Task prompt: Copy out in full, unchanged, the text on the Police Pensions Act 1961 that appears below.

Selected passage:
»»

Police Pensions Act 1961
- Parliament of the United Kingdom
- Long title: An Act to provide for the consolidation, with or without changes authorised by the Police Pensions Act, 1948, of regulations under section one of that Act; and to make further provision for the application of the regulations in relation to special constables.
- Citation: 9 & 10 Eliz. 2. c. 35
- Territorial extent: England and Wales; Scotland;

Dates
- Royal assent: 22 June 1961
- Commencement: 22 June 1961

Other legislation
- Amends: Police Pensions Act 1948
- Amended by: Police Pensions Act 1976;
- Relates to: Special Constables Act 1914; Police (Scotland) Act 1956;

Status: Amended

Text of statute as originally enacted

Revised text of statute as amended

Text of the Police Pensions Act 1961 as in force today (including any amendments) within the United Kingdom, from legislation.gov.uk.

= Police Pensions Act 1961 =

Act of the Parliament of the United Kingdom

The Police Pensions Act 1961 (9 & 10 Eliz. 2. c. 35) is an act of the Parliament of the United Kingdom that provided for the consolidation of regulations under section one of the Police Pensions Act 1948 (4 & 5 Eliz. 2. c. 26) and made further provision for the application of those regulations in relation to special constables in Great Britain.

== Provisions ==
Section 1 of the act confirmed that the power to make regulations under section 1 of the Police Pensions Act 1948 (11 & 12 Geo. 6. c. 24) included, and was deemed always to have included, the power to revoke regulations previously made under that section. However, regulations revoking previous regulations were required to contain provisions having the same effect as those revoked, except for any changes permitted under the 1948 act. The section also provided that any instrument under the Special Constables Act 1914 (4 & 5 Geo. 5. c. 61) or section 11 of the Police (Scotland) Act 1956 (4 & 5 Eliz. 2. c. 26) that revoked or changed regulations so as to affect existing benefits of special constables or their dependants was required to apply provisions of regulations under the 1948 act so as to secure benefits not less advantageous than those previously held.

««

Records shown:
»»

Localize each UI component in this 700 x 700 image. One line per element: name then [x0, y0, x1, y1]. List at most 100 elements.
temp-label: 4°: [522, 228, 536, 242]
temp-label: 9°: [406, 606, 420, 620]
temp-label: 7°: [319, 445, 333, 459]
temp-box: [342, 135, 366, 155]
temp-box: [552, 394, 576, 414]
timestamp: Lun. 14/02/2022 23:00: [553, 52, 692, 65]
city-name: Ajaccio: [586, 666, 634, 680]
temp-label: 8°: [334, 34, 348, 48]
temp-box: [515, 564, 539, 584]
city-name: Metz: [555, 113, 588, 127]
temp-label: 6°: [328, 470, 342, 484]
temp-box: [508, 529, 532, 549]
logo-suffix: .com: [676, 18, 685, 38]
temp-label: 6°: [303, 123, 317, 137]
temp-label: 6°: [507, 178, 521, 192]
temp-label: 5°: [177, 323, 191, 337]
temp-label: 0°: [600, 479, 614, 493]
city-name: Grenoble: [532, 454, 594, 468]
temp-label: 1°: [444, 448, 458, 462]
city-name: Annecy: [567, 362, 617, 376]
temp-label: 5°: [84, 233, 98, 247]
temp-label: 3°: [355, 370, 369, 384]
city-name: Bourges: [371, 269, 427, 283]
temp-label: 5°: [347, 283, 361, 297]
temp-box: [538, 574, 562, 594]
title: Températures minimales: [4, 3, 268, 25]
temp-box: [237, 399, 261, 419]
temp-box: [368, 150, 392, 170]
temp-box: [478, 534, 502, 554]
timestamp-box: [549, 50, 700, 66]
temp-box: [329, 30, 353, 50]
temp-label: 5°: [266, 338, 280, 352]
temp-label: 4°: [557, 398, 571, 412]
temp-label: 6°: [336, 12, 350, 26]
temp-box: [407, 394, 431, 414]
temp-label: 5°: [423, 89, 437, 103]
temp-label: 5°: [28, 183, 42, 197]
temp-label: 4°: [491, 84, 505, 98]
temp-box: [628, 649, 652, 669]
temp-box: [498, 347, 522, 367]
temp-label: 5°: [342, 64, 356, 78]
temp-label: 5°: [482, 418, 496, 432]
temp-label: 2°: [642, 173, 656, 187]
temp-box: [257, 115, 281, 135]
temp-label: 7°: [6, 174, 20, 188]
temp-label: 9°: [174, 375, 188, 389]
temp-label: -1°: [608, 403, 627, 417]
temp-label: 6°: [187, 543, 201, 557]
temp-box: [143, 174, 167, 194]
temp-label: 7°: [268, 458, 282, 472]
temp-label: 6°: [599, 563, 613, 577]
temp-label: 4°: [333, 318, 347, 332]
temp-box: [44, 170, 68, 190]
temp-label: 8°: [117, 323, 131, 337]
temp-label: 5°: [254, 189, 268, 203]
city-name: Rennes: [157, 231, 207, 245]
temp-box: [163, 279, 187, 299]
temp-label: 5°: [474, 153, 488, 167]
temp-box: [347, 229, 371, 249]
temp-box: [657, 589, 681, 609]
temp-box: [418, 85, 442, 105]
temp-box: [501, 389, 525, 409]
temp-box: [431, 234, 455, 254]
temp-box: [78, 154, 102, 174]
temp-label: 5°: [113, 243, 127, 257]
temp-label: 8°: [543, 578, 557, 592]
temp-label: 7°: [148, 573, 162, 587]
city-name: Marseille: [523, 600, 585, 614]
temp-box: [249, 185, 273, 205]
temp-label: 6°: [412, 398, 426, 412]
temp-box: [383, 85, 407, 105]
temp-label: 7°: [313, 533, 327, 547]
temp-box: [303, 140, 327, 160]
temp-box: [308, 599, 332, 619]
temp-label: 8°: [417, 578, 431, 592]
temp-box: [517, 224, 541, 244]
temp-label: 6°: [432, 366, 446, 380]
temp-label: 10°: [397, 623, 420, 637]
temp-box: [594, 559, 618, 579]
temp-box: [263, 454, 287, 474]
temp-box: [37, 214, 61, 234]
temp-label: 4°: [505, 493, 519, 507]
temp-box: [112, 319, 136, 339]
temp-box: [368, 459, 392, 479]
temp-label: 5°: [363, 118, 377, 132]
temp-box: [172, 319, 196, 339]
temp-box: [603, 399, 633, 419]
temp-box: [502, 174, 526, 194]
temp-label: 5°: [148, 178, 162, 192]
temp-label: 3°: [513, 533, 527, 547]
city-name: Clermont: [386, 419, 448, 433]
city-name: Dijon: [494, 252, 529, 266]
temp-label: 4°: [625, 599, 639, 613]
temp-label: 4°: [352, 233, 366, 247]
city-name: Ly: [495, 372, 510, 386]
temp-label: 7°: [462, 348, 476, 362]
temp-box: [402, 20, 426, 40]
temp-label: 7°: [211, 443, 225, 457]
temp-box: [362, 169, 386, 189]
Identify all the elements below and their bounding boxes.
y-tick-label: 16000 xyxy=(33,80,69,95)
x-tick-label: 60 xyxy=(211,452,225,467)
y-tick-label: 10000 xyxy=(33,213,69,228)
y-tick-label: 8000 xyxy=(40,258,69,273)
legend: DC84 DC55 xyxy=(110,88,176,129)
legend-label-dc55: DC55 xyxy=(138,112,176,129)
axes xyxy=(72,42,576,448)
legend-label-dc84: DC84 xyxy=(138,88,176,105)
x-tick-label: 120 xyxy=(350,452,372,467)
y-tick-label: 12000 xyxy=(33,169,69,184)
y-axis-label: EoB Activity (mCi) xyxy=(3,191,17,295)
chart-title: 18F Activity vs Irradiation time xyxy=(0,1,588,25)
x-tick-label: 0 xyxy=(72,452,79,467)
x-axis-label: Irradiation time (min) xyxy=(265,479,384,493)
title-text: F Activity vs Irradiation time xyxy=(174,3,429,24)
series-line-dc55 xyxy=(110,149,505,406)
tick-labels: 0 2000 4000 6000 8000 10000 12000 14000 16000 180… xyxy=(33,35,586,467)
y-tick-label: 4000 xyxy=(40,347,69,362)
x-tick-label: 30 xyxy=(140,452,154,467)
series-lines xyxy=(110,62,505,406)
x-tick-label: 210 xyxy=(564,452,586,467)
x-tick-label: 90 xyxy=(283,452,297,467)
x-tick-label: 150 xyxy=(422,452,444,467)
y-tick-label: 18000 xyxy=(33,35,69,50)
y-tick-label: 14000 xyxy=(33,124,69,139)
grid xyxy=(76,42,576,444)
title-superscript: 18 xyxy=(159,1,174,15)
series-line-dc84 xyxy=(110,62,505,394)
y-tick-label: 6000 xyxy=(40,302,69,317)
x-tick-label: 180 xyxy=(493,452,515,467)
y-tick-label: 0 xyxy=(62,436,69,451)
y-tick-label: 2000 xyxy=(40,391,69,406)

««

Written response:
Police Pensions Act 1961
- Parliament of the United Kingdom
- Long title: An Act to provide for the consolidation, with or without changes authorised by the Police Pensions Act, 1948, of regulations under section one of that Act; and to make further provision for the application of the regulations in relation to special constables.
- Citation: 9 & 10 Eliz. 2. c. 35
- Territorial extent: England and Wales; Scotland;

Dates
- Royal assent: 22 June 1961
- Commencement: 22 June 1961

Other legislation
- Amends: Police Pensions Act 1948
- Amended by: Police Pensions Act 1976;
- Relates to: Special Constables Act 1914; Police (Scotland) Act 1956;

Status: Amended

Text of statute as originally enacted

Revised text of statute as amended

Text of the Police Pensions Act 1961 as in force today (including any amendments) within the United Kingdom, from legislation.gov.uk.

= Police Pensions Act 1961 =

Act of the Parliament of the United Kingdom

The Police Pensions Act 1961 (9 & 10 Eliz. 2. c. 35) is an act of the Parliament of the United Kingdom that provided for the consolidation of regulations under section one of the Police Pensions Act 1948 (4 & 5 Eliz. 2. c. 26) and made further provision for the application of those regulations in relation to special constables in Great Britain.

== Provisions ==
Section 1 of the act confirmed that the power to make regulations under section 1 of the Police Pensions Act 1948 (11 & 12 Geo. 6. c. 24) included, and was deemed always to have included, the power to revoke regulations previously made under that section. However, regulations revoking previous regulations were required to contain provisions having the same effect as those revoked, except for any changes permitted under the 1948 act. The section also provided that any instrument under the Special Constables Act 1914 (4 & 5 Geo. 5. c. 61) or section 11 of the Police (Scotland) Act 1956 (4 & 5 Eliz. 2. c. 26) that revoked or changed regulations so as to affect existing benefits of special constables or their dependants was required to apply provisions of regulations under the 1948 act so as to secure benefits not less advantageous than those previously held.